> **Exercise directions**
Read through the entries below and return each line with the word "возникают".

┌─ Data supplied

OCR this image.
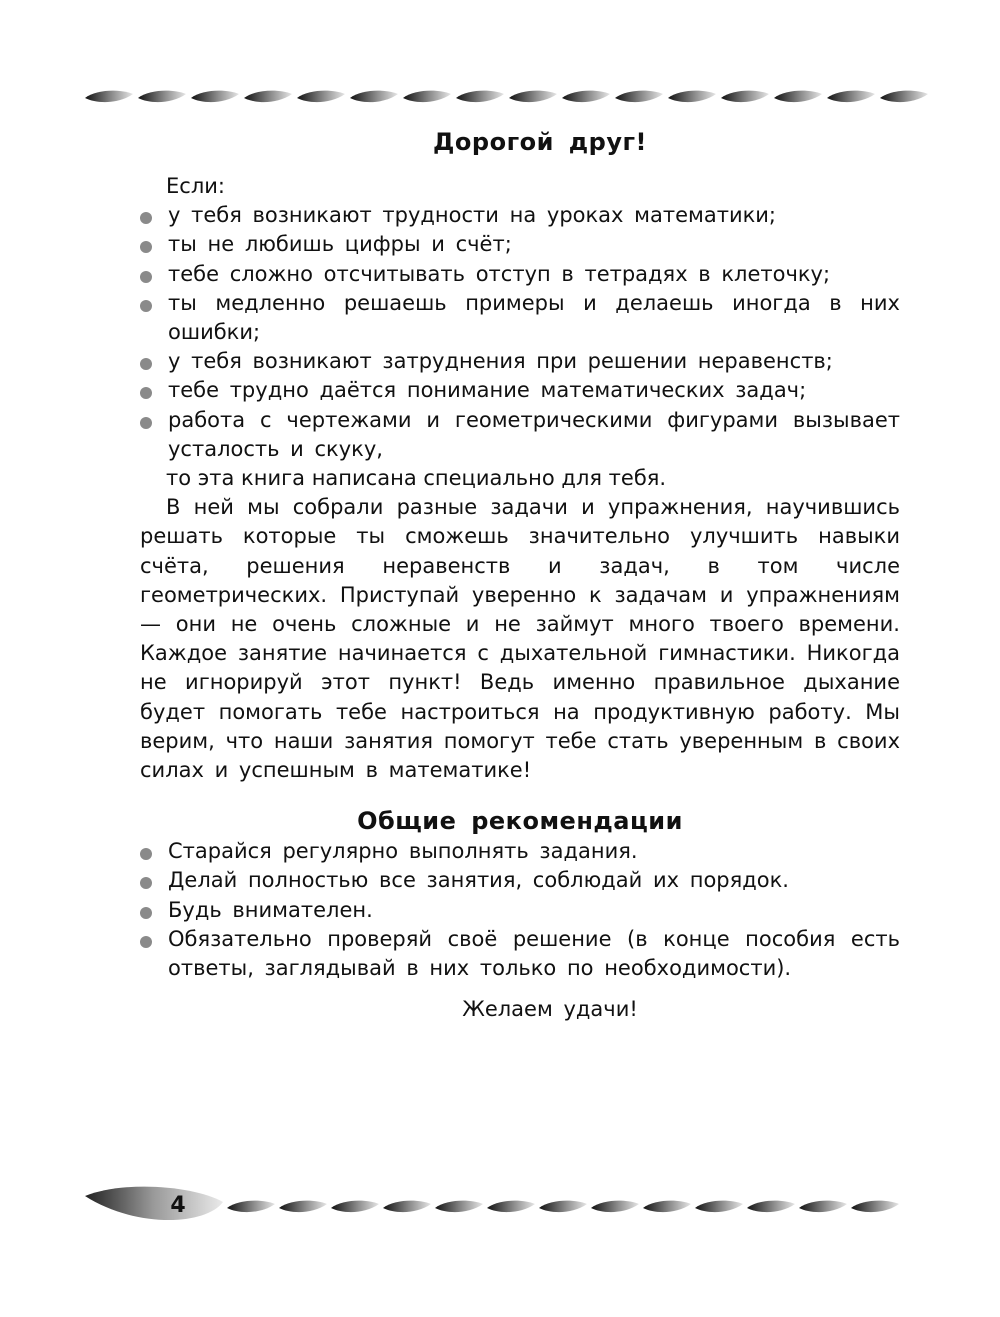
4
Дорогой друг!
Если:
у тебя возникают трудности на уроках математики;
ты не любишь цифры и счёт;
тебе сложно отсчитывать отступ в тетрадях в клеточку;
ты медленно решаешь примеры и делаешь иногда в них ошибки;
у тебя возникают затруднения при решении неравенств;
тебе трудно даётся понимание математических задач;
работа с чертежами и геометрическими фигурами вызывает усталость и скуку,
то эта книга написана специально для тебя.

В ней мы собрали разные задачи и упражнения, научившись решать которые ты сможешь значительно улучшить навыки счёта, решения неравенств и задач, в том числе геометрических. Приступай уверенно к задачам и упражнениям — они не очень сложные и не займут много твоего времени. Каждое занятие начинается с дыхательной гимнастики. Никогда не игнорируй этот пункт! Ведь именно правильное дыхание будет помогать тебе настроиться на продуктивную работу. Мы верим, что наши занятия помогут тебе стать уверенным в своих силах и успешным в математике!

Общие рекомендации
Старайся регулярно выполнять задания.
Делай полностью все занятия, соблюдай их порядок.
Будь внимателен.
Обязательно проверяй своё решение (в конце пособия есть ответы, заглядывай в них только по необходимости).
Желаем удачи!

└─

> **Exercise result**
у тебя возникают трудности на уроках математики;
у тебя возникают затруднения при решении неравенств;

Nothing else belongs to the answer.